What is being asked>
Select and reproduce each line of the listing below that bears the string "color".

Recorded data>
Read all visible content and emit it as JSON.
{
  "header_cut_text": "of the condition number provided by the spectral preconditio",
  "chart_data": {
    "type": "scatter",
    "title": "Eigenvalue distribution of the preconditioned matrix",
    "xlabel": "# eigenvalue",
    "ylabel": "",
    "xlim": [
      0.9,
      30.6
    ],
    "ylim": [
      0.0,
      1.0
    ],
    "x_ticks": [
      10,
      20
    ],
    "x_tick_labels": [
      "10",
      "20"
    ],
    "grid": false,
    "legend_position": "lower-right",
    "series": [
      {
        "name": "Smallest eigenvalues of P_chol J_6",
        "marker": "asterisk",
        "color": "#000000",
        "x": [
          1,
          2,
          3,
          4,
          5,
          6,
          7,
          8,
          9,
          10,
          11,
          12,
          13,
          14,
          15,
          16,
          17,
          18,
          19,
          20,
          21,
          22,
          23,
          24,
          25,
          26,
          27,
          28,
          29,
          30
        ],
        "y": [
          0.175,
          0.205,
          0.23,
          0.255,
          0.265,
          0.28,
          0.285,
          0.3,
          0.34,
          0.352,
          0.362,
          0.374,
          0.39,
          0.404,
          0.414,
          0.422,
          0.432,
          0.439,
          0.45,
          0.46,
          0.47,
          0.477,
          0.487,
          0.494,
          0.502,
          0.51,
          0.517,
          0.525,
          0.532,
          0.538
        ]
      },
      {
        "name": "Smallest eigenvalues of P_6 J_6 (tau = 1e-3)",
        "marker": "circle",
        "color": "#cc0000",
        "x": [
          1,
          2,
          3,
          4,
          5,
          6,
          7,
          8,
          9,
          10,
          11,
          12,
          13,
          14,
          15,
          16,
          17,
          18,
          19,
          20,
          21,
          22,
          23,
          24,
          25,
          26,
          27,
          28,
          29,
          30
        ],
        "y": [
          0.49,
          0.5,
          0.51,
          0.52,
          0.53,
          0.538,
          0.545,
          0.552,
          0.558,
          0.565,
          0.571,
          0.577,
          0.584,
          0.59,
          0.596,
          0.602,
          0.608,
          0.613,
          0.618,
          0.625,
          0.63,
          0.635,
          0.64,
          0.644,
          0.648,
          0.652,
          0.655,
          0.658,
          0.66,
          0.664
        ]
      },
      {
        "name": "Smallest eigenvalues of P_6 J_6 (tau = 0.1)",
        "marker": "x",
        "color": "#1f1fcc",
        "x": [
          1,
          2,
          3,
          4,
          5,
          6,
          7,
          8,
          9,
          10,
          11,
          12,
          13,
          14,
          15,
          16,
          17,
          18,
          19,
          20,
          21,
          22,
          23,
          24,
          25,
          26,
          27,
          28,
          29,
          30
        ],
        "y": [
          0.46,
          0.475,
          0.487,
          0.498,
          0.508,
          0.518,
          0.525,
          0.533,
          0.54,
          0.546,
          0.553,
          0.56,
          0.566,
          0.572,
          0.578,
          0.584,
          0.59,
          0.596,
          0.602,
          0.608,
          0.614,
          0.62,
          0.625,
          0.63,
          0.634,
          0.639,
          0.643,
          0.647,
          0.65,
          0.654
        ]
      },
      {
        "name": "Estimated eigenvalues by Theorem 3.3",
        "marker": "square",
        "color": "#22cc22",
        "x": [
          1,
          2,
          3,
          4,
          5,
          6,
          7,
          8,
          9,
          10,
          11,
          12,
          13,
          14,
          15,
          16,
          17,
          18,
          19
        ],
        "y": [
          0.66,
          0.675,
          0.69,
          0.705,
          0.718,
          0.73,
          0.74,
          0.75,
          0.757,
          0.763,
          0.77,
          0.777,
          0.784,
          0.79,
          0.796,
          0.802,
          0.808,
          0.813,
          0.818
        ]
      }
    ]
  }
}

Response to this task>
        "color": "#000000",
        "color": "#cc0000",
        "color": "#1f1fcc",
        "color": "#22cc22",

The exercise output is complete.